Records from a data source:
* BEGIN *
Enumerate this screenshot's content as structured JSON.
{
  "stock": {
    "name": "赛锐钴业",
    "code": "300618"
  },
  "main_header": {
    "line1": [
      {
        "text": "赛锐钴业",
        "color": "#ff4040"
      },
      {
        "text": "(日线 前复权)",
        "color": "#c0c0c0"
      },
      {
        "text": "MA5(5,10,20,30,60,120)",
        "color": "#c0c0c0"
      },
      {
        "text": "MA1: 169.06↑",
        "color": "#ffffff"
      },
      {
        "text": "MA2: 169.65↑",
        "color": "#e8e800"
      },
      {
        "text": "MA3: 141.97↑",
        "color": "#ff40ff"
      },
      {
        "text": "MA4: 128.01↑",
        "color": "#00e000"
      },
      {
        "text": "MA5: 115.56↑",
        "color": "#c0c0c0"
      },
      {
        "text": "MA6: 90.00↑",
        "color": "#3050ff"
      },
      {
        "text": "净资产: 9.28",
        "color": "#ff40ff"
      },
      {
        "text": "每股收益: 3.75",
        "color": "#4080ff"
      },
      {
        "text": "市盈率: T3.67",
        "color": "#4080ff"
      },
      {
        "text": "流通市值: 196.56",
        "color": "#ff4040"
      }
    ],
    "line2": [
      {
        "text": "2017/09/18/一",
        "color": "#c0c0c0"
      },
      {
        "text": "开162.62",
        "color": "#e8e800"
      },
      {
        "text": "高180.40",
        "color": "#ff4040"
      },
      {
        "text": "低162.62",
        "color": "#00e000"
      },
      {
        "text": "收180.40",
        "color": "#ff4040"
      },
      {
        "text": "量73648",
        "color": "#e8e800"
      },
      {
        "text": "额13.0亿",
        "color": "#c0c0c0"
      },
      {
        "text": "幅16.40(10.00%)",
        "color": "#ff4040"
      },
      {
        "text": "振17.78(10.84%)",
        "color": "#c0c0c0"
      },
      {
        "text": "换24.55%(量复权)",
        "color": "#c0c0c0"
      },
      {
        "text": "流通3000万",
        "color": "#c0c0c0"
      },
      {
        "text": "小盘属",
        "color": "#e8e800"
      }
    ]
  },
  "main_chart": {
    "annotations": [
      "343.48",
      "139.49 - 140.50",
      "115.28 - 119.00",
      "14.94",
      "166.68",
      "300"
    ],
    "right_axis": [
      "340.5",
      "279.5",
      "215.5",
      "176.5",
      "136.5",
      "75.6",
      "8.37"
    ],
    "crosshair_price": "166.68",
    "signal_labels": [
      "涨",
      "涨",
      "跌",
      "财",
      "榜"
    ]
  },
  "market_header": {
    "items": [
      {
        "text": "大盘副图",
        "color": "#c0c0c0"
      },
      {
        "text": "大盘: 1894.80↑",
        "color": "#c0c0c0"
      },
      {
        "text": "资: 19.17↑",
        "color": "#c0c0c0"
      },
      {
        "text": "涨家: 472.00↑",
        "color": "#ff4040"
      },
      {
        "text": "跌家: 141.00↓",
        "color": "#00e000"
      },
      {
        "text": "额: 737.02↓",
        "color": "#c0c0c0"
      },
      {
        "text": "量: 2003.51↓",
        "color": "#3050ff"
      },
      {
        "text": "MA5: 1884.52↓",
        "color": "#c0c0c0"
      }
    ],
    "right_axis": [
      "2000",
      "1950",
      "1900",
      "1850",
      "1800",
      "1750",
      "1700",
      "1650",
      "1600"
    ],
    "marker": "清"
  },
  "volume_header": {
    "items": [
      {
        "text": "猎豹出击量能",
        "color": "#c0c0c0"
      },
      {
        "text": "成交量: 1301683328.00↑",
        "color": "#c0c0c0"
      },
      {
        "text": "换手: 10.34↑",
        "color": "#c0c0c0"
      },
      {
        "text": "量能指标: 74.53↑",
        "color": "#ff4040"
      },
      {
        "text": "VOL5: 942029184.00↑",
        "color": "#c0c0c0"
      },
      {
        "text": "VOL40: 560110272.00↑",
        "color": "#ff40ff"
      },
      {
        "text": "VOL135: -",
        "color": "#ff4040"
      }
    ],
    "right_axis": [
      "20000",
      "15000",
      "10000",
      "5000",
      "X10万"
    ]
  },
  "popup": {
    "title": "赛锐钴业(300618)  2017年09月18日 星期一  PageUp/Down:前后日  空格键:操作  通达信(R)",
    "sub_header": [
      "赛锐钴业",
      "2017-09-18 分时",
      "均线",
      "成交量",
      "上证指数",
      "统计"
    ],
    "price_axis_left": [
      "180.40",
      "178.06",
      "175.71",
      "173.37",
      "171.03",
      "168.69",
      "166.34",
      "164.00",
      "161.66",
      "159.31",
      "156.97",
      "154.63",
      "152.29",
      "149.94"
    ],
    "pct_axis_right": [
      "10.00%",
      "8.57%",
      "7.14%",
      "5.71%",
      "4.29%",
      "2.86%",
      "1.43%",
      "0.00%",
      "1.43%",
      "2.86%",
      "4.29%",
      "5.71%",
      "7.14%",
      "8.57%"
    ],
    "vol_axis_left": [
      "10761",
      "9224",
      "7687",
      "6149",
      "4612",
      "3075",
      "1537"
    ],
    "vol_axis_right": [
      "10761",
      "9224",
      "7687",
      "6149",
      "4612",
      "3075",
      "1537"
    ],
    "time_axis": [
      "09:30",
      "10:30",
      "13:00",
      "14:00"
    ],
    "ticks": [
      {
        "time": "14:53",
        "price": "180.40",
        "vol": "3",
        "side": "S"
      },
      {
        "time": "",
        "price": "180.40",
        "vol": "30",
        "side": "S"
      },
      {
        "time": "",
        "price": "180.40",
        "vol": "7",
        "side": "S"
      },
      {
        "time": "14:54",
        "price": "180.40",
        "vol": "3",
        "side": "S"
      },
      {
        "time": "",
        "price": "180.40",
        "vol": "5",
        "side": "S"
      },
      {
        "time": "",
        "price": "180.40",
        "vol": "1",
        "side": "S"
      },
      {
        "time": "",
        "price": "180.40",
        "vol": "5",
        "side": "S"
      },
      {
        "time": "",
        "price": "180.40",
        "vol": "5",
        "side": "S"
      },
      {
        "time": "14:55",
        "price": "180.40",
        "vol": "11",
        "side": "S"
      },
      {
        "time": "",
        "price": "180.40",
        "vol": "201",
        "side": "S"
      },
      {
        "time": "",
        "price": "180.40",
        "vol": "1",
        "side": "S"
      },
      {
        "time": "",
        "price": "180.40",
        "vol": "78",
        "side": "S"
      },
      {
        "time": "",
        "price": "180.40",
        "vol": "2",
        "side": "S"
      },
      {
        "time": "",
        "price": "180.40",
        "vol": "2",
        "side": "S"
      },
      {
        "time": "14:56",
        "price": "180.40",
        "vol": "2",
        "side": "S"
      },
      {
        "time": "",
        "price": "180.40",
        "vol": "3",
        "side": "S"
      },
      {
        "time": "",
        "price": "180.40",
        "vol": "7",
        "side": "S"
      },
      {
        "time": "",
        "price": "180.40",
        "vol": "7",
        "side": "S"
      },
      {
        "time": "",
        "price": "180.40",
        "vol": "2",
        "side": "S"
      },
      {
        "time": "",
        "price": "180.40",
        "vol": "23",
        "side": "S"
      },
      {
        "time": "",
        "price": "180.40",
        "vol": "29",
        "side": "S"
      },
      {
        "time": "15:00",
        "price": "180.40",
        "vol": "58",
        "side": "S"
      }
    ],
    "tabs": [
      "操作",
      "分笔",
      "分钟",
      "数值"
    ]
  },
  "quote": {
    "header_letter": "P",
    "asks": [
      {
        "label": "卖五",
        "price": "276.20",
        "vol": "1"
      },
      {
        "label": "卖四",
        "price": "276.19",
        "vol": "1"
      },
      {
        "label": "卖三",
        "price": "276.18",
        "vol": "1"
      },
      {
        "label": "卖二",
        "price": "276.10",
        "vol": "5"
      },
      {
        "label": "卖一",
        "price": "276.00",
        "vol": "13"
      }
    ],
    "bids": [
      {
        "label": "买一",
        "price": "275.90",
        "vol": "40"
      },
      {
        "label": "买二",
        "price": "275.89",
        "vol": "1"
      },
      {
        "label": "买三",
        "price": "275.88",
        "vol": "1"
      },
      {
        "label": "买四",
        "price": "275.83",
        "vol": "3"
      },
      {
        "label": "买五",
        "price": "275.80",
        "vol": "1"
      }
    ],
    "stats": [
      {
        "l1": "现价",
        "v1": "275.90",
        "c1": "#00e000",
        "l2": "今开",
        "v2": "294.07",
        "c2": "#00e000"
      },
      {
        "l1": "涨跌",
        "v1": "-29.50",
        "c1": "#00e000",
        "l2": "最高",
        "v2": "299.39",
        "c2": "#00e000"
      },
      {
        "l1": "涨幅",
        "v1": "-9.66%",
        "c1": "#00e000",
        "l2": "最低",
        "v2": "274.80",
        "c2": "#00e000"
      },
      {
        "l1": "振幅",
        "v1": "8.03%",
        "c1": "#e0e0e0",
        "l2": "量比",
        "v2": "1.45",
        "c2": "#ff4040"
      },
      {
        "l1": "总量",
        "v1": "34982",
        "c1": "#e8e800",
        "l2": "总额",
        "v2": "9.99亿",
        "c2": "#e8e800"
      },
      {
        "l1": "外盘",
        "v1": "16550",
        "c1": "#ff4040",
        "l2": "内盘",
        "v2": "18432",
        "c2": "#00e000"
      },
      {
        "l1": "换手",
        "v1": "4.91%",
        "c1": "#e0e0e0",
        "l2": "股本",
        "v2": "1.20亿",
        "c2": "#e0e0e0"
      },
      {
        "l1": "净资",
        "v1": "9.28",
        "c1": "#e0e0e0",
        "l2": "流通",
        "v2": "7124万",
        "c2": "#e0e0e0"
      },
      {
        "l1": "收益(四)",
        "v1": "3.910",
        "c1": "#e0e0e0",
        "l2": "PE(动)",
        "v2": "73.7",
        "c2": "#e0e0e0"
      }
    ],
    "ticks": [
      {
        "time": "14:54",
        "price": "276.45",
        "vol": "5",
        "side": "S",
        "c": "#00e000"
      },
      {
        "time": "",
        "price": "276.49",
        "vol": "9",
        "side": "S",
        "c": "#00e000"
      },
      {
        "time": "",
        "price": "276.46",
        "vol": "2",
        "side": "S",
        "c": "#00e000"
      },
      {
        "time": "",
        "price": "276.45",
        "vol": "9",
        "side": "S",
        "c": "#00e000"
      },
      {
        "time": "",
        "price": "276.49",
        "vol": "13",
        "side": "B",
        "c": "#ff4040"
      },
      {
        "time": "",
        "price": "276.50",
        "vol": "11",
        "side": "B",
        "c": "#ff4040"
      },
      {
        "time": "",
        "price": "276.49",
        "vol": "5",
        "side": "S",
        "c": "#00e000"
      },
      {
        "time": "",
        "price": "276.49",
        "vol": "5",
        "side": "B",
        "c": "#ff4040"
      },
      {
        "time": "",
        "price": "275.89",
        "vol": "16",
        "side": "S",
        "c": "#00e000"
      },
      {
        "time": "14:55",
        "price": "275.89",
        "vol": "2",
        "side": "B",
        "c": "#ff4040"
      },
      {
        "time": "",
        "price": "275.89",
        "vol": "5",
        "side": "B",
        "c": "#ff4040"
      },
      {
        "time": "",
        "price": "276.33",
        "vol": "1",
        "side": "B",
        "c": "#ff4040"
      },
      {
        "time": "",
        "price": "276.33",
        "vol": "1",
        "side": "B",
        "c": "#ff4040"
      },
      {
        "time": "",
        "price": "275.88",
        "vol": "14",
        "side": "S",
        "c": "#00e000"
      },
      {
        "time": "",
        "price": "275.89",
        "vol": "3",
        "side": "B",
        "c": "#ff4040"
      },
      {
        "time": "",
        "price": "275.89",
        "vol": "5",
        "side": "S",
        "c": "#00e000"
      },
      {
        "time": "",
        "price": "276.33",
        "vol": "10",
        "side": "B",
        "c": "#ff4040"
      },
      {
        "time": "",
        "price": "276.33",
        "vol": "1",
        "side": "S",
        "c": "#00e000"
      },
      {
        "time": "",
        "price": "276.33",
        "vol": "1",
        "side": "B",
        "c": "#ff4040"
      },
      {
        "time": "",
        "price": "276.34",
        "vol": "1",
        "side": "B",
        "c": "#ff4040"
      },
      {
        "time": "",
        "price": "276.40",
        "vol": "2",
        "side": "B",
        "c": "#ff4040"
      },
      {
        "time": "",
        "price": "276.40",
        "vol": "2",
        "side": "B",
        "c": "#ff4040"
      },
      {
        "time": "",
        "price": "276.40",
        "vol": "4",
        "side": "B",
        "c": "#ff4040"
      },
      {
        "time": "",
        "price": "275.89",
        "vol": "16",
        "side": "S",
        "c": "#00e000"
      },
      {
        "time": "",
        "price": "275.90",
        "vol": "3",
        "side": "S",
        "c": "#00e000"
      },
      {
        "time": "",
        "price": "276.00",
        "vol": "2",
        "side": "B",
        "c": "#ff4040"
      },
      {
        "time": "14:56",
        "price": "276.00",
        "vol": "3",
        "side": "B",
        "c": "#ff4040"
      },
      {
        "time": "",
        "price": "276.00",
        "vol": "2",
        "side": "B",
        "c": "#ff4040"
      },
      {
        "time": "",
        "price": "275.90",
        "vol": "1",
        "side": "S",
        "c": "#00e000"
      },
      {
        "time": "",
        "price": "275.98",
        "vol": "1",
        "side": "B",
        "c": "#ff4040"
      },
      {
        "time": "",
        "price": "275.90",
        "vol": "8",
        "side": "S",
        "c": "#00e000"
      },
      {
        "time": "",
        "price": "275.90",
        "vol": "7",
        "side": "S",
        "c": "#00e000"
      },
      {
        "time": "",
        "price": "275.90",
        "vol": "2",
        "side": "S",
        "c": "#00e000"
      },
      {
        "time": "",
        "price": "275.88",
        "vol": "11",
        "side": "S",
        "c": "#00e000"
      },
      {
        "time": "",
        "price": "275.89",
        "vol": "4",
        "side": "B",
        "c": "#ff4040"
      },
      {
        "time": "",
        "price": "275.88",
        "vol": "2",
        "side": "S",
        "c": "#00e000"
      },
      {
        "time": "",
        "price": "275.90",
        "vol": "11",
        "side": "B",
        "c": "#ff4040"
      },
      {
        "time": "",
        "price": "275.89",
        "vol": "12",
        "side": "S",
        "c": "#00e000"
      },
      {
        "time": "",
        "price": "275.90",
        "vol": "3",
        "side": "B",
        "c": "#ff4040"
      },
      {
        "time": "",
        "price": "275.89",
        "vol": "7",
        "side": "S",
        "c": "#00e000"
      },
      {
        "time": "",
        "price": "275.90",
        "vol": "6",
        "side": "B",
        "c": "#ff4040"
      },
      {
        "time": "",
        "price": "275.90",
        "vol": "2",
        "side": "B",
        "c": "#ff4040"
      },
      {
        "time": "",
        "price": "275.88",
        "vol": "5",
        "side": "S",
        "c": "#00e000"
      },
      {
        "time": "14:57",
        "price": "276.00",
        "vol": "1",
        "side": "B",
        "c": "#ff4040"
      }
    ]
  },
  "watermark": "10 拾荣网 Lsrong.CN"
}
* END *
**Exercise brief**
Using the records above, list each line that includes "赛锐钴业".

**Right answer**
    "name": "赛锐钴业",
        "text": "赛锐钴业",
    "title": "赛锐钴业(300618)  2017年09月18日 星期一  PageUp/Down:前后日  空格键:操作  通达信(R)",
      "赛锐钴业",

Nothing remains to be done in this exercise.